### RECORDS PROVIDED ###

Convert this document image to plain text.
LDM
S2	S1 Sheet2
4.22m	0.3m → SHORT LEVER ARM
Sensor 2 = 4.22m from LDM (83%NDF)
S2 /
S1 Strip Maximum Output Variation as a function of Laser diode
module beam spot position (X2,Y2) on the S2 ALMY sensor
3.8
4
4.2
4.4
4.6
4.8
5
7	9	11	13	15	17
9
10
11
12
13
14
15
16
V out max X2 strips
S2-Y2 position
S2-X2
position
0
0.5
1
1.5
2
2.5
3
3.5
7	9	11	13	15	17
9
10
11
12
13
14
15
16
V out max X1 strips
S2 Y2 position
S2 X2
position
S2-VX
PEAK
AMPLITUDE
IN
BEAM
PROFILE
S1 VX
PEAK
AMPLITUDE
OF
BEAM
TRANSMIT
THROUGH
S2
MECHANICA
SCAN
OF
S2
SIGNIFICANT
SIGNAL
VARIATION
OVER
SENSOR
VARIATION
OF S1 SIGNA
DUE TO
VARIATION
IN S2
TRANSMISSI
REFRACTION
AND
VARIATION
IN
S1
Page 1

###

WHAT THE EXERCISE ASKS =>
All of the data needs to be printed once more, exactly.

ANSWER FOR THE TASK =>
Convert this document image to plain text.
LDM
S2	S1 Sheet2
4.22m	0.3m → SHORT LEVER ARM
Sensor 2 = 4.22m from LDM (83%NDF)
S2 /
S1 Strip Maximum Output Variation as a function of Laser diode
module beam spot position (X2,Y2) on the S2 ALMY sensor
3.8
4
4.2
4.4
4.6
4.8
5
7	9	11	13	15	17
9
10
11
12
13
14
15
16
V out max X2 strips
S2-Y2 position
S2-X2
position
0
0.5
1
1.5
2
2.5
3
3.5
7	9	11	13	15	17
9
10
11
12
13
14
15
16
V out max X1 strips
S2 Y2 position
S2 X2
position
S2-VX
PEAK
AMPLITUDE
IN
BEAM
PROFILE
S1 VX
PEAK
AMPLITUDE
OF
BEAM
TRANSMIT
THROUGH
S2
MECHANICA
SCAN
OF
S2
SIGNIFICANT
SIGNAL
VARIATION
OVER
SENSOR
VARIATION
OF S1 SIGNA
DUE TO
VARIATION
IN S2
TRANSMISSI
REFRACTION
AND
VARIATION
IN
S1
Page 1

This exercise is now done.